### What to do
Show all lines from the data that include the word "osiguranje".

================

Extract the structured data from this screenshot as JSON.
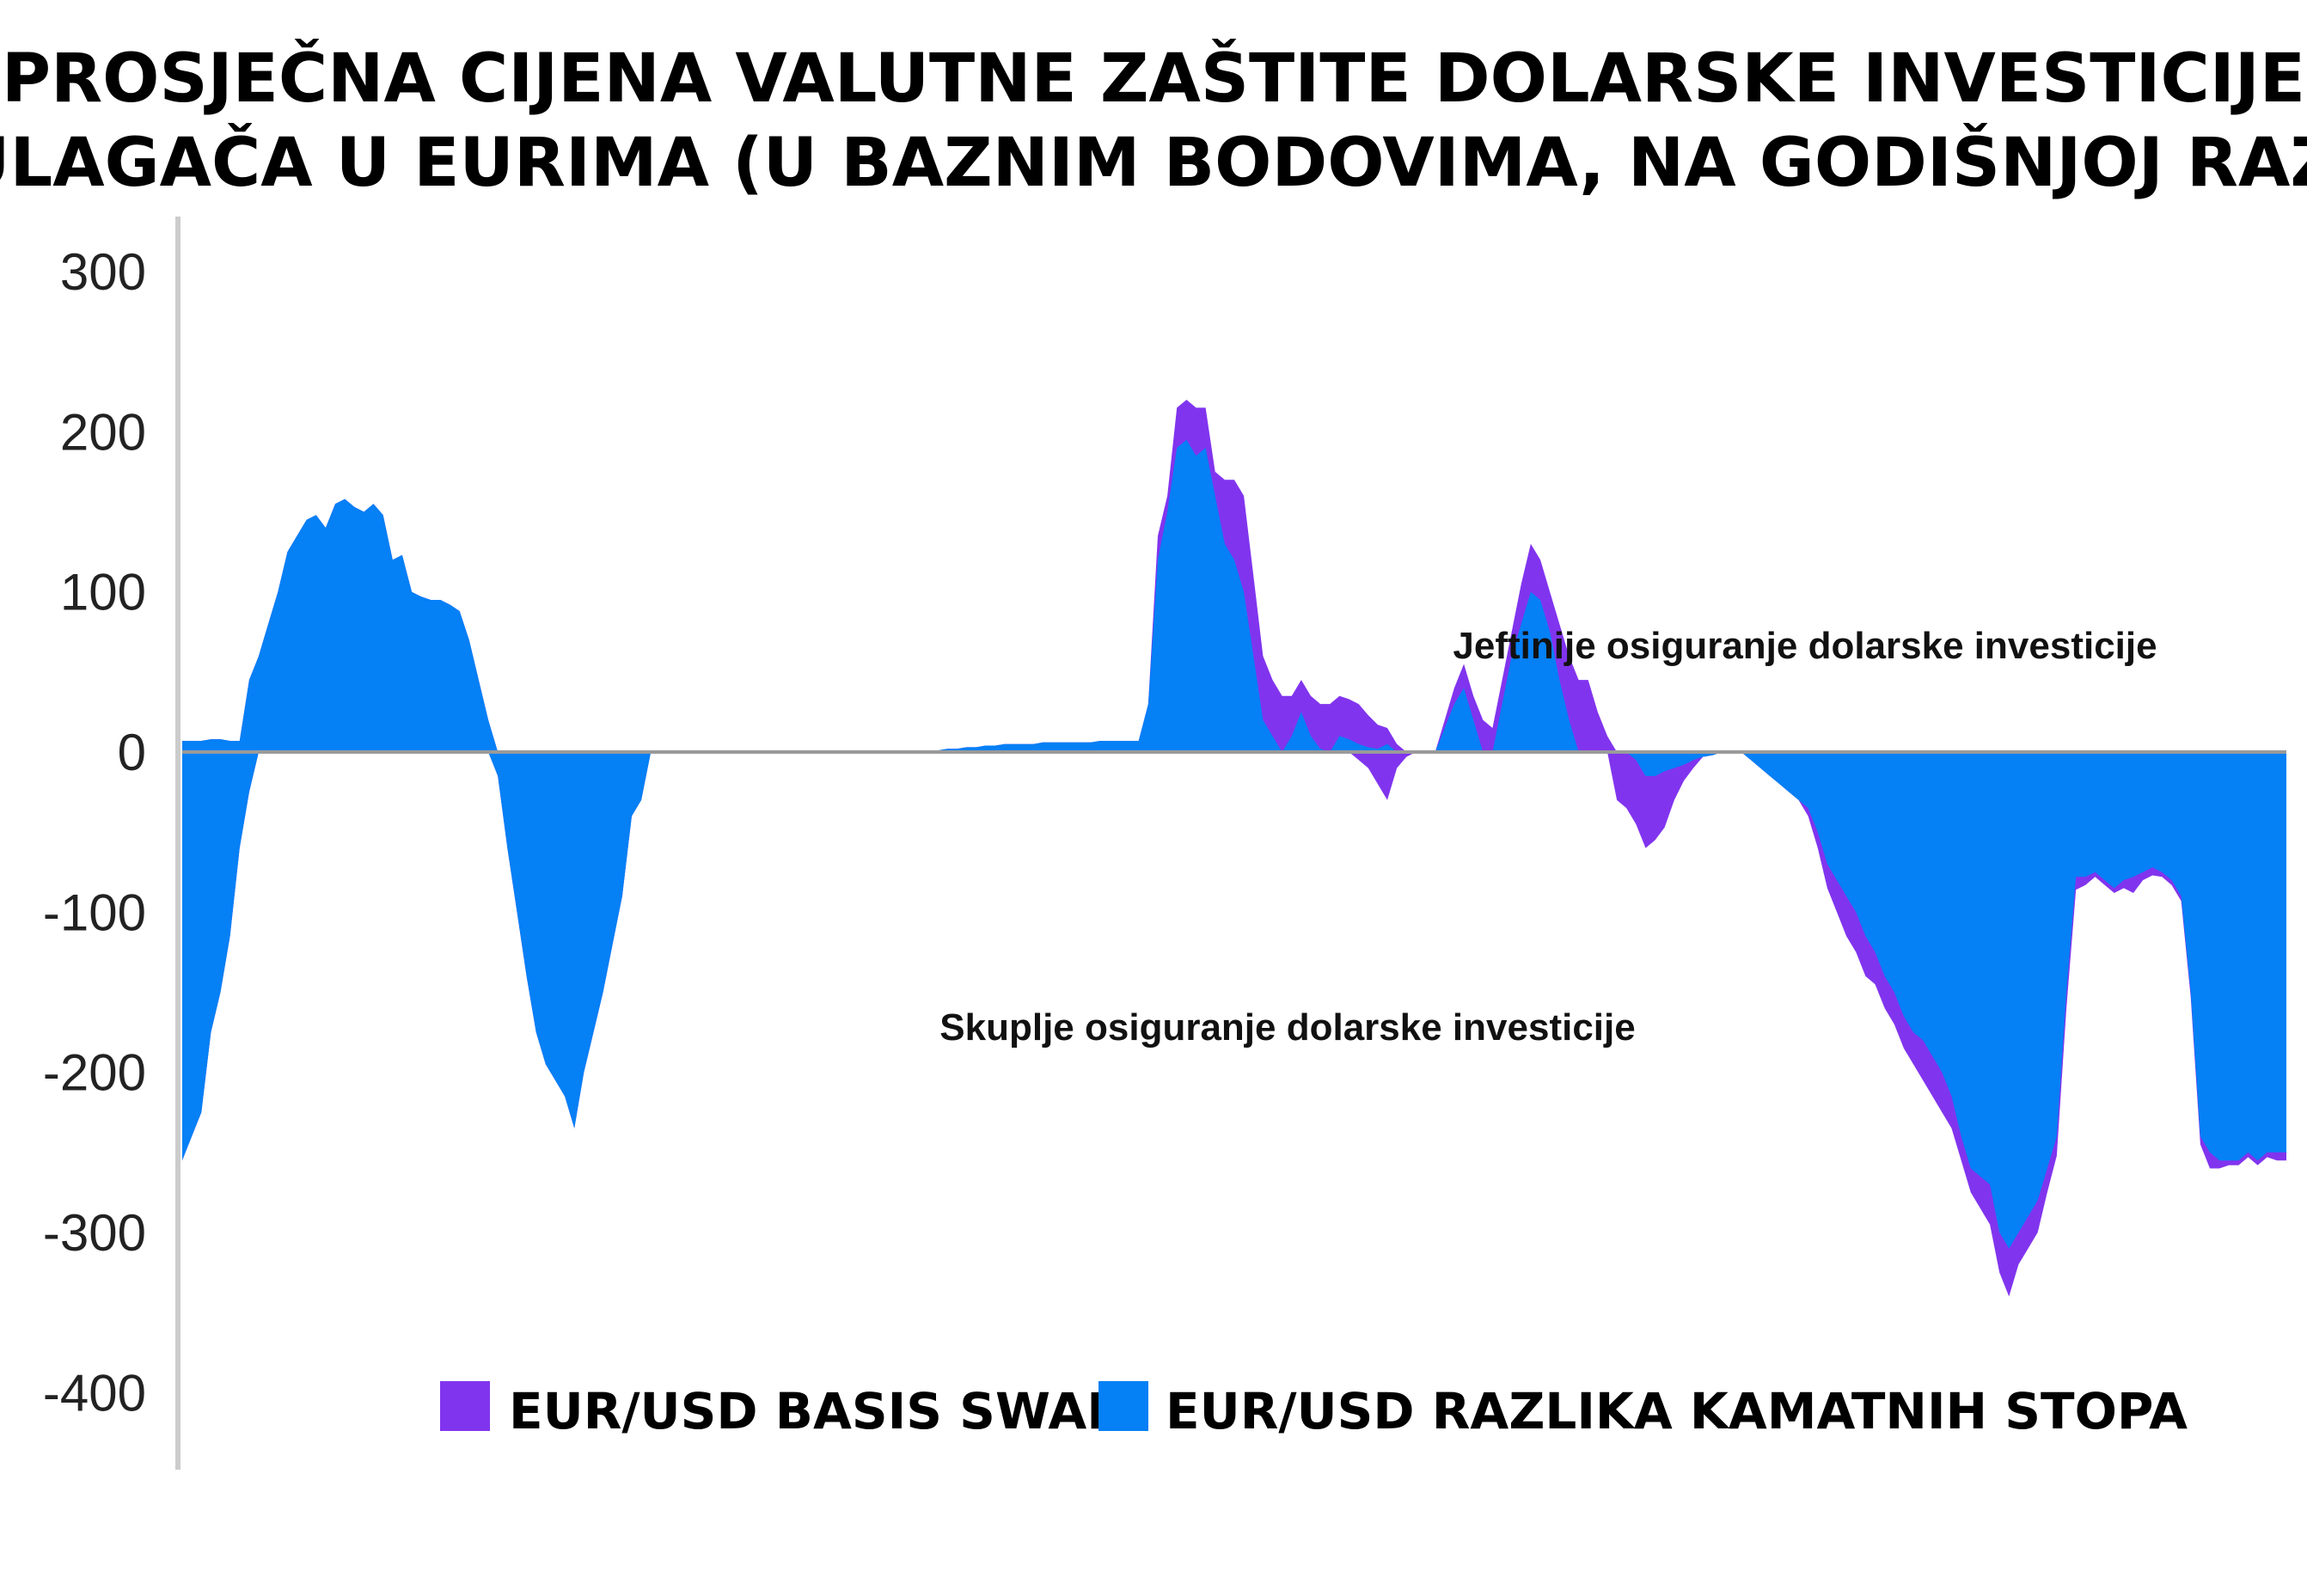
{
  "chart_data": {
    "type": "area",
    "title_lines": [
      "PROSJEČNA CIJENA VALUTNE ZAŠTITE DOLARSKE INVESTICIJE",
      "ZA ULAGAČA U EURIMA (U BAZNIM BODOVIMA, NA GODIŠNJOJ RAZINI)"
    ],
    "ylim": [
      -400,
      300
    ],
    "yticks": [
      300,
      200,
      100,
      0,
      -100,
      -200,
      -300,
      -400
    ],
    "ytick_labels": [
      "300",
      "200",
      "100",
      "0",
      "-100",
      "-200",
      "-300",
      "-400"
    ],
    "annotations": {
      "positive": "Jeftinije osiguranje dolarske investicije",
      "negative": "Skuplje osiguranje dolarske investicije"
    },
    "legend": [
      {
        "label": "EUR/USD BASIS SWAP",
        "color": "#8134EE"
      },
      {
        "label": "EUR/USD RAZLIKA KAMATNIH STOPA",
        "color": "#0580F5"
      }
    ],
    "x": [
      0,
      1,
      2,
      3,
      4,
      5,
      6,
      7,
      8,
      9,
      10,
      11,
      12,
      13,
      14,
      15,
      16,
      17,
      18,
      19,
      20,
      21,
      22,
      23,
      24,
      25,
      26,
      27,
      28,
      29,
      30,
      31,
      32,
      33,
      34,
      35,
      36,
      37,
      38,
      39,
      40,
      41,
      42,
      43,
      44,
      45,
      46,
      47,
      48,
      49,
      50,
      51,
      52,
      53,
      54,
      55,
      56,
      57,
      58,
      59,
      60,
      61,
      62,
      63,
      64,
      65,
      66,
      67,
      68,
      69,
      70,
      71,
      72,
      73,
      74,
      75,
      76,
      77,
      78,
      79,
      80,
      81,
      82,
      83,
      84,
      85,
      86,
      87,
      88,
      89,
      90,
      91,
      92,
      93,
      94,
      95,
      96,
      97,
      98,
      99,
      100,
      101,
      102,
      103,
      104,
      105,
      106,
      107,
      108,
      109,
      110,
      111,
      112,
      113,
      114,
      115,
      116,
      117,
      118,
      119,
      120,
      121,
      122,
      123,
      124,
      125,
      126,
      127,
      128,
      129,
      130,
      131,
      132,
      133,
      134,
      135,
      136,
      137,
      138,
      139,
      140,
      141,
      142,
      143,
      144,
      145,
      146,
      147,
      148,
      149,
      150,
      151,
      152,
      153,
      154,
      155,
      156,
      157,
      158,
      159,
      160,
      161,
      162,
      163,
      164,
      165,
      166,
      167,
      168,
      169,
      170,
      171,
      172,
      173,
      174,
      175,
      176,
      177,
      178,
      179,
      180,
      181,
      182,
      183,
      184,
      185,
      186,
      187,
      188,
      189,
      190,
      191,
      192,
      193,
      194,
      195,
      196,
      197,
      198,
      199,
      200,
      201,
      202,
      203,
      204,
      205,
      206,
      207,
      208,
      209,
      210,
      211,
      212,
      213,
      214,
      215,
      216,
      217,
      218,
      219,
      220
    ],
    "series": [
      {
        "name": "EUR/USD RAZLIKA KAMATNIH STOPA",
        "pos": [
          7,
          7,
          7,
          8,
          8,
          7,
          7,
          45,
          60,
          80,
          100,
          125,
          135,
          145,
          148,
          140,
          155,
          158,
          153,
          150,
          155,
          148,
          120,
          123,
          100,
          97,
          95,
          95,
          92,
          88,
          70,
          45,
          20,
          0,
          0,
          0,
          0,
          0,
          0,
          0,
          0,
          0,
          0,
          0,
          0,
          0,
          0,
          0,
          0,
          0,
          0,
          0,
          0,
          0,
          0,
          0,
          0,
          0,
          0,
          0,
          0,
          0,
          0,
          0,
          0,
          0,
          0,
          0,
          0,
          0,
          0,
          0,
          0,
          0,
          0,
          0,
          0,
          0,
          1,
          1,
          2,
          2,
          3,
          3,
          4,
          4,
          5,
          5,
          5,
          5,
          6,
          6,
          6,
          6,
          6,
          6,
          7,
          7,
          7,
          7,
          7,
          30,
          120,
          150,
          190,
          195,
          185,
          190,
          160,
          130,
          120,
          100,
          60,
          20,
          10,
          0,
          10,
          25,
          10,
          2,
          0,
          10,
          8,
          5,
          3,
          2,
          5,
          0,
          0,
          0,
          0,
          0,
          15,
          30,
          40,
          20,
          0,
          0,
          30,
          60,
          80,
          100,
          95,
          75,
          45,
          20,
          0,
          0,
          0,
          0,
          0,
          0,
          0,
          0,
          0,
          0,
          0,
          0,
          0,
          0,
          0,
          0,
          0,
          0,
          0,
          0,
          0,
          0,
          0,
          0,
          0,
          0,
          0,
          0,
          0,
          0,
          0,
          0,
          0,
          0,
          0,
          0,
          0,
          0,
          0,
          0,
          0,
          0,
          0,
          0,
          0,
          0,
          0,
          0,
          0,
          0,
          0,
          0,
          0,
          0,
          0,
          0,
          0,
          0,
          0,
          0,
          0,
          0,
          0,
          0,
          0,
          0,
          0,
          0,
          0,
          0,
          0,
          0,
          0,
          0,
          0,
          0,
          0,
          0,
          0,
          0,
          0,
          0
        ],
        "neg": [
          -255,
          -240,
          -225,
          -175,
          -150,
          -115,
          -60,
          -25,
          0,
          0,
          0,
          0,
          0,
          0,
          0,
          0,
          0,
          0,
          0,
          0,
          0,
          0,
          0,
          0,
          0,
          0,
          0,
          0,
          0,
          0,
          0,
          0,
          0,
          -15,
          -60,
          -100,
          -140,
          -175,
          -195,
          -205,
          -215,
          -235,
          -200,
          -175,
          -150,
          -120,
          -90,
          -40,
          -30,
          0,
          0,
          0,
          0,
          0,
          0,
          0,
          0,
          0,
          0,
          0,
          0,
          0,
          0,
          0,
          0,
          0,
          0,
          0,
          0,
          0,
          0,
          0,
          0,
          0,
          0,
          0,
          0,
          0,
          0,
          0,
          0,
          0,
          0,
          0,
          0,
          0,
          0,
          0,
          0,
          0,
          0,
          0,
          0,
          0,
          0,
          0,
          0,
          0,
          0,
          0,
          0,
          0,
          0,
          0,
          0,
          0,
          0,
          0,
          0,
          0,
          0,
          0,
          0,
          0,
          0,
          0,
          0,
          0,
          0,
          0,
          0,
          0,
          0,
          0,
          0,
          0,
          0,
          0,
          0,
          0,
          0,
          0,
          0,
          0,
          0,
          0,
          0,
          0,
          0,
          0,
          0,
          0,
          0,
          0,
          0,
          0,
          0,
          0,
          0,
          0,
          0,
          0,
          -5,
          -15,
          -15,
          -12,
          -10,
          -8,
          -5,
          -3,
          -2,
          0,
          0,
          0,
          -5,
          -10,
          -15,
          -20,
          -25,
          -30,
          -35,
          -50,
          -70,
          -80,
          -90,
          -100,
          -115,
          -125,
          -140,
          -150,
          -165,
          -175,
          -180,
          -190,
          -200,
          -215,
          -240,
          -260,
          -265,
          -270,
          -300,
          -310,
          -300,
          -290,
          -280,
          -260,
          -240,
          -150,
          -78,
          -78,
          -75,
          -80,
          -85,
          -80,
          -78,
          -75,
          -72,
          -75,
          -80,
          -90,
          -150,
          -240,
          -250,
          -255,
          -255,
          -255,
          -250,
          -255,
          -250,
          -250,
          -250,
          -250,
          -250
        ]
      },
      {
        "name": "EUR/USD BASIS SWAP",
        "pos": [
          0,
          0,
          0,
          0,
          0,
          0,
          0,
          0,
          0,
          0,
          0,
          0,
          0,
          0,
          0,
          0,
          0,
          0,
          0,
          0,
          0,
          0,
          0,
          0,
          0,
          0,
          0,
          0,
          0,
          0,
          0,
          0,
          0,
          0,
          0,
          0,
          0,
          0,
          0,
          0,
          0,
          0,
          0,
          0,
          0,
          0,
          0,
          0,
          0,
          0,
          0,
          0,
          0,
          0,
          0,
          0,
          0,
          0,
          0,
          0,
          0,
          0,
          0,
          0,
          0,
          0,
          0,
          0,
          0,
          0,
          0,
          0,
          0,
          0,
          0,
          0,
          0,
          0,
          0,
          0,
          0,
          0,
          0,
          0,
          0,
          0,
          0,
          0,
          0,
          0,
          0,
          0,
          0,
          0,
          0,
          0,
          0,
          0,
          0,
          0,
          0,
          0,
          15,
          10,
          25,
          25,
          30,
          25,
          15,
          40,
          50,
          60,
          50,
          40,
          35,
          35,
          25,
          20,
          25,
          28,
          30,
          25,
          25,
          25,
          20,
          15,
          10,
          5,
          0,
          0,
          0,
          0,
          5,
          10,
          15,
          15,
          20,
          15,
          15,
          15,
          25,
          30,
          25,
          25,
          35,
          40,
          45,
          45,
          25,
          10,
          0,
          0,
          0,
          0,
          0,
          0,
          0,
          0,
          0,
          0,
          0,
          0,
          0,
          0,
          0,
          0,
          0,
          0,
          0,
          0,
          0,
          0,
          0,
          0,
          0,
          0,
          0,
          0,
          0,
          0,
          0,
          0,
          0,
          0,
          0,
          0,
          0,
          0,
          0,
          0,
          0,
          0,
          0,
          0,
          0,
          0,
          0,
          0,
          0,
          0,
          0,
          0,
          0,
          0,
          0,
          0,
          0,
          0,
          0,
          0,
          0,
          0,
          0,
          0,
          0,
          0,
          0,
          0,
          0,
          0,
          0,
          0,
          0,
          0
        ],
        "neg": [
          0,
          0,
          0,
          0,
          0,
          0,
          0,
          0,
          0,
          0,
          0,
          0,
          0,
          0,
          0,
          0,
          0,
          0,
          0,
          0,
          0,
          0,
          0,
          0,
          0,
          0,
          0,
          0,
          0,
          0,
          0,
          0,
          0,
          0,
          0,
          0,
          0,
          0,
          0,
          0,
          0,
          0,
          0,
          0,
          0,
          0,
          0,
          0,
          0,
          0,
          0,
          0,
          0,
          0,
          0,
          0,
          0,
          0,
          0,
          0,
          0,
          0,
          0,
          0,
          0,
          0,
          0,
          0,
          0,
          0,
          0,
          0,
          0,
          0,
          0,
          0,
          0,
          0,
          0,
          0,
          0,
          0,
          0,
          0,
          0,
          0,
          0,
          0,
          0,
          0,
          0,
          0,
          0,
          0,
          0,
          0,
          0,
          0,
          0,
          0,
          0,
          0,
          0,
          0,
          0,
          0,
          0,
          0,
          0,
          0,
          0,
          0,
          0,
          0,
          0,
          0,
          0,
          0,
          0,
          0,
          0,
          0,
          0,
          -5,
          -10,
          -20,
          -30,
          -10,
          -3,
          0,
          0,
          0,
          0,
          0,
          0,
          0,
          0,
          0,
          0,
          0,
          0,
          0,
          0,
          0,
          0,
          0,
          0,
          0,
          0,
          0,
          -30,
          -35,
          -40,
          -45,
          -40,
          -35,
          -20,
          -10,
          -5,
          0,
          0,
          0,
          0,
          0,
          0,
          0,
          0,
          0,
          0,
          0,
          -5,
          -10,
          -15,
          -20,
          -25,
          -25,
          -25,
          -20,
          -20,
          -20,
          -20,
          -20,
          -25,
          -25,
          -25,
          -20,
          -15,
          -15,
          -20,
          -25,
          -25,
          -30,
          -20,
          -20,
          -20,
          -15,
          -12,
          -10,
          -8,
          -5,
          -3,
          -3,
          -3,
          -5,
          -10,
          -5,
          -5,
          -3,
          -3,
          -3,
          -3,
          -5,
          -10,
          -5,
          -3,
          -3,
          -3,
          -3,
          -3,
          -5,
          -5,
          -5,
          -5,
          -5,
          -30
        ]
      }
    ]
  }
}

================

### Task output
      "positive": "Jeftinije osiguranje dolarske investicije",
      "negative": "Skuplje osiguranje dolarske investicije"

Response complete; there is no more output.